───── Data excerpts

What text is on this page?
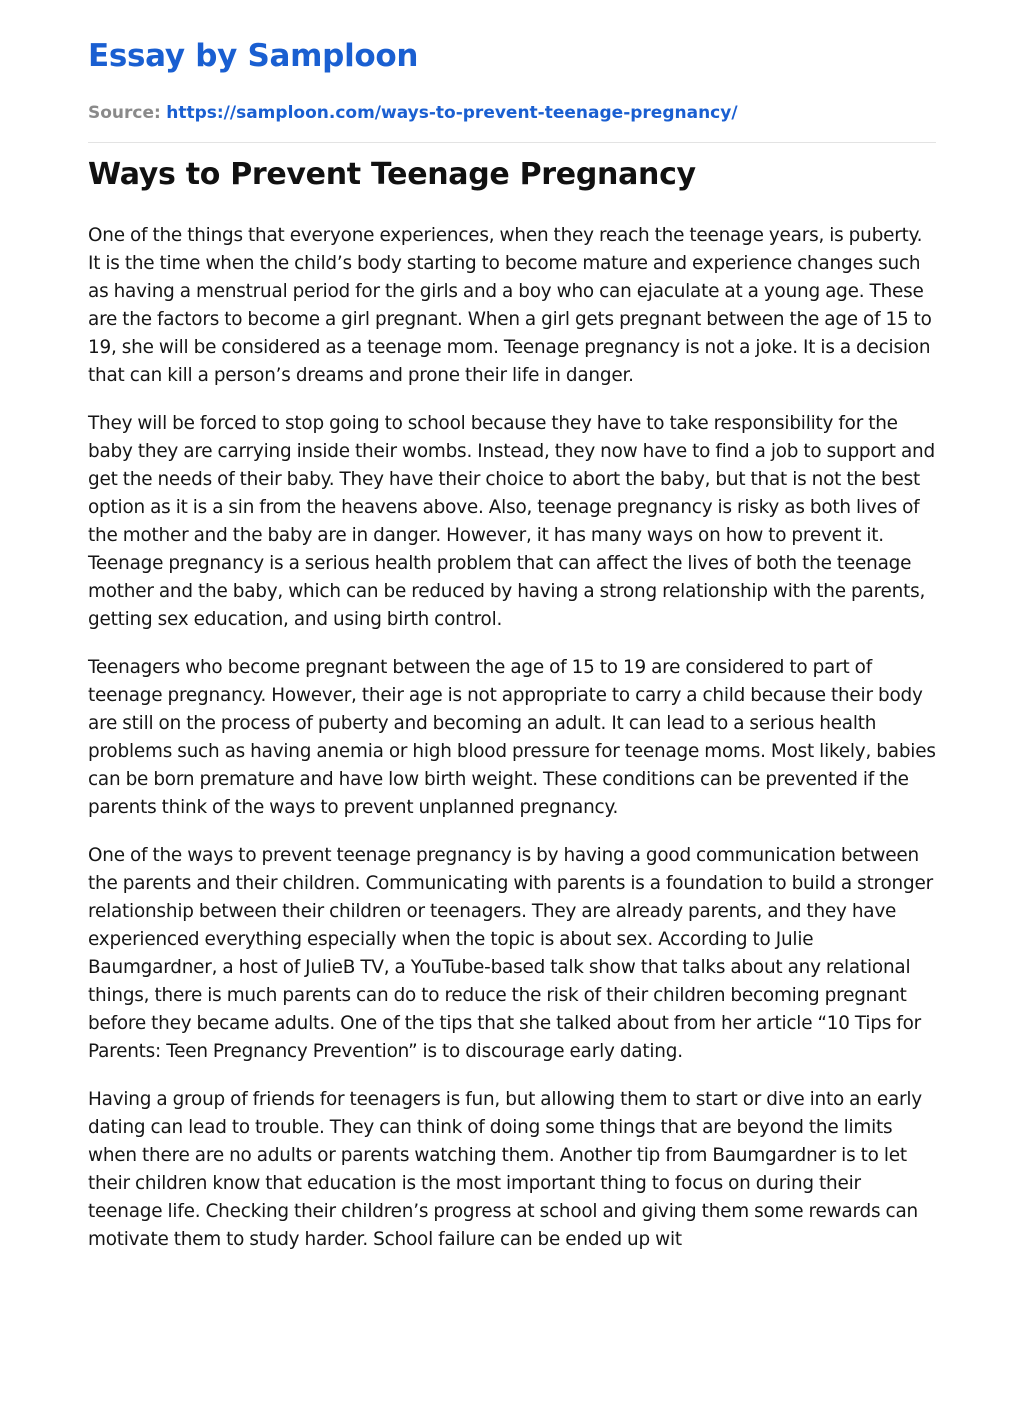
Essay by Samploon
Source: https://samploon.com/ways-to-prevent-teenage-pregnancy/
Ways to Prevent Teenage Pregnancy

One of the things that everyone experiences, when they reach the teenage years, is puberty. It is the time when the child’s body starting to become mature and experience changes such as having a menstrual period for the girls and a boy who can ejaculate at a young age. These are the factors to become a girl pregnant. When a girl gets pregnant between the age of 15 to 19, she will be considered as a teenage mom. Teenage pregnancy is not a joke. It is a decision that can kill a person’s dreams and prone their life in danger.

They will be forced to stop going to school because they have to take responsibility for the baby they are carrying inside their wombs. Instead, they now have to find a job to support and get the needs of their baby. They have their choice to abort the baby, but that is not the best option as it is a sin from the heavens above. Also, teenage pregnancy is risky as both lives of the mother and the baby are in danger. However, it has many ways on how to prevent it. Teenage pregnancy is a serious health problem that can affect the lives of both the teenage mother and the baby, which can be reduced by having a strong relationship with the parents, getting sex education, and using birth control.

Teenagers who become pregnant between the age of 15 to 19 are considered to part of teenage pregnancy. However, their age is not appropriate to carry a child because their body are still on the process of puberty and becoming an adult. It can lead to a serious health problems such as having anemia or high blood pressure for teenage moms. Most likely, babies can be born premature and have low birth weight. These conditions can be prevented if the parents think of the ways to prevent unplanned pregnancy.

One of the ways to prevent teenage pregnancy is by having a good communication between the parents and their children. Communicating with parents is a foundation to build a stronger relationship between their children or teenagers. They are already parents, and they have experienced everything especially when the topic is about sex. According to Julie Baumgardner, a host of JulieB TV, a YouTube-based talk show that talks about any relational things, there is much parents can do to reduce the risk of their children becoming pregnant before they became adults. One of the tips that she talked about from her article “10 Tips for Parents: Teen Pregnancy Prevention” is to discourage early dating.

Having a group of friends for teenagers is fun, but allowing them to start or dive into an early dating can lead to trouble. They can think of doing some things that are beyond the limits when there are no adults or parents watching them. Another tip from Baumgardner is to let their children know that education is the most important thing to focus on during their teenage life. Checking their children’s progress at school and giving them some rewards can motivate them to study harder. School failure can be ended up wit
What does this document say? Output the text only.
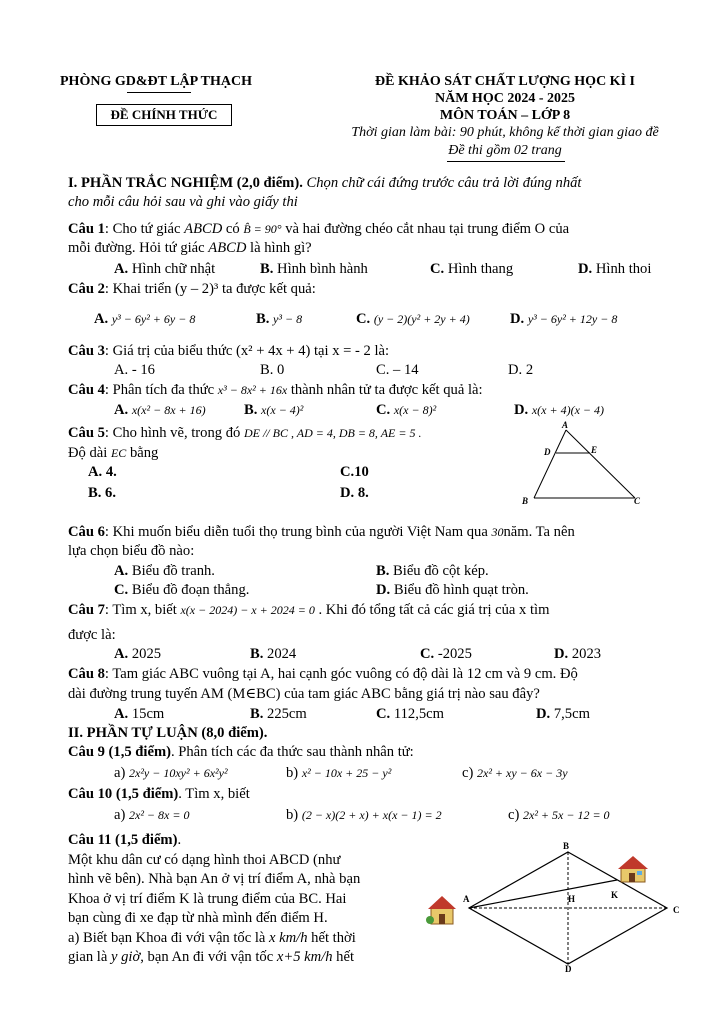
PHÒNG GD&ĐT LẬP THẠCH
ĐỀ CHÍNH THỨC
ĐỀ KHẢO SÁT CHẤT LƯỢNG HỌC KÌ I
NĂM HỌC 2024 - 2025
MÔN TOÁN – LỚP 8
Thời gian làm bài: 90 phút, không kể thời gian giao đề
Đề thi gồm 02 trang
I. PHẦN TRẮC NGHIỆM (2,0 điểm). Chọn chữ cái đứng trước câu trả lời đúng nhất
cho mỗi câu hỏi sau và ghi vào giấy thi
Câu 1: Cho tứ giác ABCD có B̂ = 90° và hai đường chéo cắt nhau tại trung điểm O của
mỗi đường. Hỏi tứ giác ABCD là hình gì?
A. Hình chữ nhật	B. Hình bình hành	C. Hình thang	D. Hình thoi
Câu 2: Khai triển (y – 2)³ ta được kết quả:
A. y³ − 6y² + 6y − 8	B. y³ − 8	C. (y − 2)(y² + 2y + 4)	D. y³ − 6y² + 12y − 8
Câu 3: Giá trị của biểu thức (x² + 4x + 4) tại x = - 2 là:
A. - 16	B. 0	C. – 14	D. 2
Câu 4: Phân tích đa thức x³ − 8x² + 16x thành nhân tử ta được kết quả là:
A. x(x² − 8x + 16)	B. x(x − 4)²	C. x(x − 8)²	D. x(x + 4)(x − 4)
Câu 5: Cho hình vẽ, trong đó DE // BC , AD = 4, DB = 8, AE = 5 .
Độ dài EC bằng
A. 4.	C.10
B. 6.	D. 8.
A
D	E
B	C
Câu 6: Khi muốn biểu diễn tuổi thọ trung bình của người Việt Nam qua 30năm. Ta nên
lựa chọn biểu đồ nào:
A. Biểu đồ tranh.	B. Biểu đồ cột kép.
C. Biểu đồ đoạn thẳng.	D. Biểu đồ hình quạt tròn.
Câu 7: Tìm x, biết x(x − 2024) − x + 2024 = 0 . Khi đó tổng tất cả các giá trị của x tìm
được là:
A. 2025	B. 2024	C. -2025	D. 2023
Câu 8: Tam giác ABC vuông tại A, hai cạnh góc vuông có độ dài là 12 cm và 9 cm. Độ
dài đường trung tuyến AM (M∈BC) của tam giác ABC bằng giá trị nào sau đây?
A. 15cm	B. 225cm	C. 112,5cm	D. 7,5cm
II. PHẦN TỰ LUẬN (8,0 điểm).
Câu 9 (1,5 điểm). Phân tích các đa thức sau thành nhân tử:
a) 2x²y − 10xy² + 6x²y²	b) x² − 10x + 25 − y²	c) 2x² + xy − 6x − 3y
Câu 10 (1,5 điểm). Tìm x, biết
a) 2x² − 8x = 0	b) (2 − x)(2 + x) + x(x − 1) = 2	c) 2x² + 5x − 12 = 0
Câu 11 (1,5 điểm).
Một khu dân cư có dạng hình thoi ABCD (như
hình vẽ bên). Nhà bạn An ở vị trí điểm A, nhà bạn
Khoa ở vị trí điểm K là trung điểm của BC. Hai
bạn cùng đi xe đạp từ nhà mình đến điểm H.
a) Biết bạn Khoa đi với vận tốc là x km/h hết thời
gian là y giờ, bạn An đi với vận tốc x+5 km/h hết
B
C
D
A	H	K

──────────
───── Data excerpts

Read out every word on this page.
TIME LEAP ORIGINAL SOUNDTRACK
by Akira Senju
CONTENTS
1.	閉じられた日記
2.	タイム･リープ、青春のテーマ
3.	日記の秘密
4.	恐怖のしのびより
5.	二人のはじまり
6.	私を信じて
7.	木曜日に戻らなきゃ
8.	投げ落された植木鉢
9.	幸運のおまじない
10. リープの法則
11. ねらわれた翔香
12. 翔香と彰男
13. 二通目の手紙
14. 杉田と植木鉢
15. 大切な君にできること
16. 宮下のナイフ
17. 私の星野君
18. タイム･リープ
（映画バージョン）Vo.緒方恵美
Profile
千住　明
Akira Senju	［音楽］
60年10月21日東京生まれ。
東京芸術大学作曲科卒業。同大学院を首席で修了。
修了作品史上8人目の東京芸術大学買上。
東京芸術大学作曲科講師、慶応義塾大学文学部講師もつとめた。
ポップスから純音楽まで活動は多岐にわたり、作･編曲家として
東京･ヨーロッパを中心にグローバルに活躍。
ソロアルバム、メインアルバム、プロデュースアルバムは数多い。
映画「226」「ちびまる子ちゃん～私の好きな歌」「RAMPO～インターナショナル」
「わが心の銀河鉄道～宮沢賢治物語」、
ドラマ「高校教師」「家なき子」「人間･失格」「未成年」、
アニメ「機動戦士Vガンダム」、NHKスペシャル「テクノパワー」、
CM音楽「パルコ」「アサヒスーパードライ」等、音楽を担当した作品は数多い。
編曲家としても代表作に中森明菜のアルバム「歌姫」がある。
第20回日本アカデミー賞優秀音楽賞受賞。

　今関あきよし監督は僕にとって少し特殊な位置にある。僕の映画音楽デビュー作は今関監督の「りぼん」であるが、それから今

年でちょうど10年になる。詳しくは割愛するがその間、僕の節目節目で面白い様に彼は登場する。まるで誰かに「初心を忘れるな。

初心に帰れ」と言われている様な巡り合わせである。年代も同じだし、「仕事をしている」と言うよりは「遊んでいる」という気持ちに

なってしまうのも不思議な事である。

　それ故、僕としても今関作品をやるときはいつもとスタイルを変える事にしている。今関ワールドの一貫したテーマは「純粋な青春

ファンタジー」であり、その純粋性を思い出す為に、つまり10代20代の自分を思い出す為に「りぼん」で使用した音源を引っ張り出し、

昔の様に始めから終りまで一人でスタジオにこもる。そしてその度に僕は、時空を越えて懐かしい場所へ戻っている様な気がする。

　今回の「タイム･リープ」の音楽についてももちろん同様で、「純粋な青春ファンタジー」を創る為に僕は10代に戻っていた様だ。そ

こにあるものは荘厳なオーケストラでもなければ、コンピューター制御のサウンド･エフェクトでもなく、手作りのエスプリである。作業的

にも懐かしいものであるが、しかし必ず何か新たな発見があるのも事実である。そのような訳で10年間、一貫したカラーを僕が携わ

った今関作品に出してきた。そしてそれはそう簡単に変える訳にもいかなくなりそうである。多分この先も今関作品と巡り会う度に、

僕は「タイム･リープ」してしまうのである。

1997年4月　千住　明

──────────
───── Data excerpts

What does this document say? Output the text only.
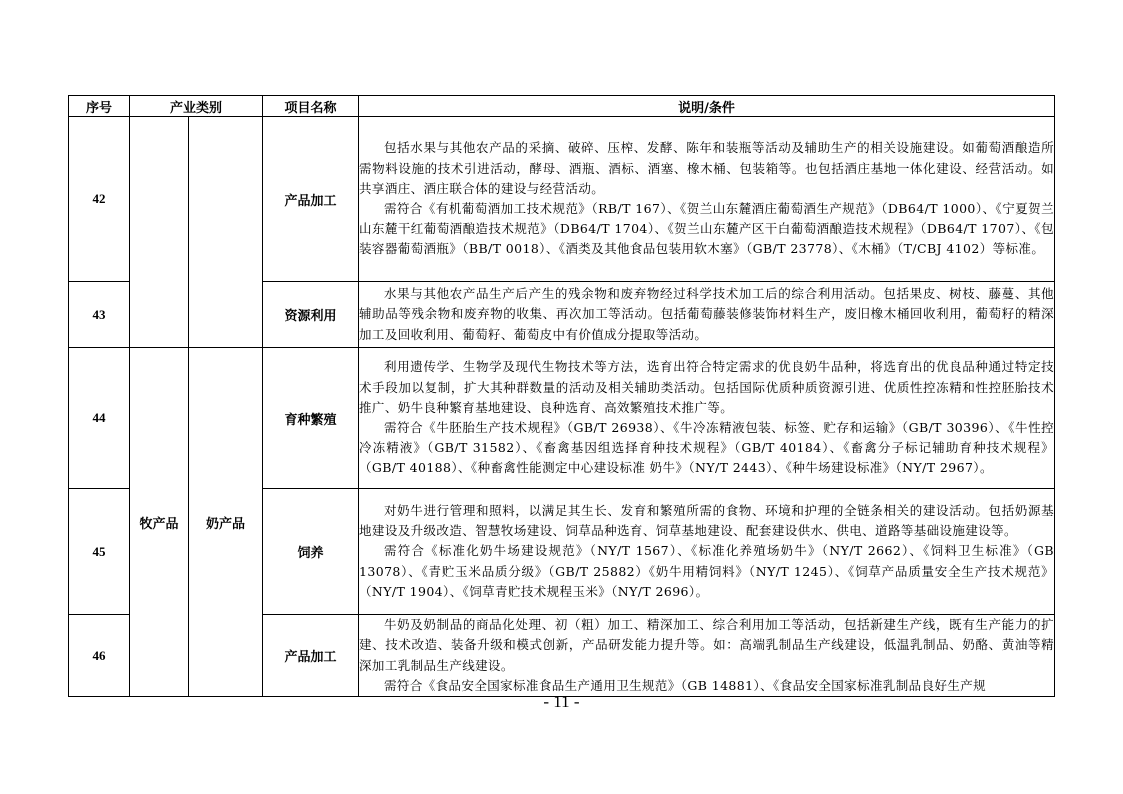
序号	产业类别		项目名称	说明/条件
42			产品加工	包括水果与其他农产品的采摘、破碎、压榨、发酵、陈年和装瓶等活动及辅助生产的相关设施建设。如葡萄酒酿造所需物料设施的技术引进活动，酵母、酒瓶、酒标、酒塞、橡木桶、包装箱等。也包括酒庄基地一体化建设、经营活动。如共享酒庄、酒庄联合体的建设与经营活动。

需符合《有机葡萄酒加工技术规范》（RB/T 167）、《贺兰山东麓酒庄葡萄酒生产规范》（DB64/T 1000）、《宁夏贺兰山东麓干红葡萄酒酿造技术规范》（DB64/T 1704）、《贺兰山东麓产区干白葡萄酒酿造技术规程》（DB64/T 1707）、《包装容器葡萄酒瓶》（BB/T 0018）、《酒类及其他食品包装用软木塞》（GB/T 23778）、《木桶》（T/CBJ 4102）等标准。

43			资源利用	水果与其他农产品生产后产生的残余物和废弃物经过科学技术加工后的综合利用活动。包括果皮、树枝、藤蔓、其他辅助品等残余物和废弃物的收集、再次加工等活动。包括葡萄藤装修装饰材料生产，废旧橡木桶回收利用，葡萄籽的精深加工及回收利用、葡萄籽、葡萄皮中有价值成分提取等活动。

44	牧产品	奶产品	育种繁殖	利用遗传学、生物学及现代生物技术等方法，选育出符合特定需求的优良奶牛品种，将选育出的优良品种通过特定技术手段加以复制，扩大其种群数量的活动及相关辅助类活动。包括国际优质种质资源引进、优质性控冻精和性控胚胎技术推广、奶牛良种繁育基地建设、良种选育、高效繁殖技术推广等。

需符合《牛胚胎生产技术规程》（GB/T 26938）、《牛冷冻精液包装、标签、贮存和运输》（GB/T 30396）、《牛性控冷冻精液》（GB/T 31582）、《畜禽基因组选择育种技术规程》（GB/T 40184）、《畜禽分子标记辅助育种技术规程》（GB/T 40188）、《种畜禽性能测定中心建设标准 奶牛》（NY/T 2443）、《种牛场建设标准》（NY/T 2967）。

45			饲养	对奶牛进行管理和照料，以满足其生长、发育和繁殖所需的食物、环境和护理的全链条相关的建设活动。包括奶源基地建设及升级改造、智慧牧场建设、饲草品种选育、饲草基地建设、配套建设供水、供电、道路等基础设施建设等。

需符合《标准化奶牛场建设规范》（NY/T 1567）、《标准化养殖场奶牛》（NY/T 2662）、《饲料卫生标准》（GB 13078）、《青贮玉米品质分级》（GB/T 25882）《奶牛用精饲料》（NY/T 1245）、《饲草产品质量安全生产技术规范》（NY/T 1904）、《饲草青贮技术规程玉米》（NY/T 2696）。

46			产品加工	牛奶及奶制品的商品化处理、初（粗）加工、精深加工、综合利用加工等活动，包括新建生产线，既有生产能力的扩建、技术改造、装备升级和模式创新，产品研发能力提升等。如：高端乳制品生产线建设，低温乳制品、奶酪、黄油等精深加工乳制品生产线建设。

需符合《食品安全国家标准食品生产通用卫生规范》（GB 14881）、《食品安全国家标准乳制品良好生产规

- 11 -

──────────

What to do
Select, from the listing, all lines that include the word "page".

Response below
What text is on this page?
Read out every word on this page.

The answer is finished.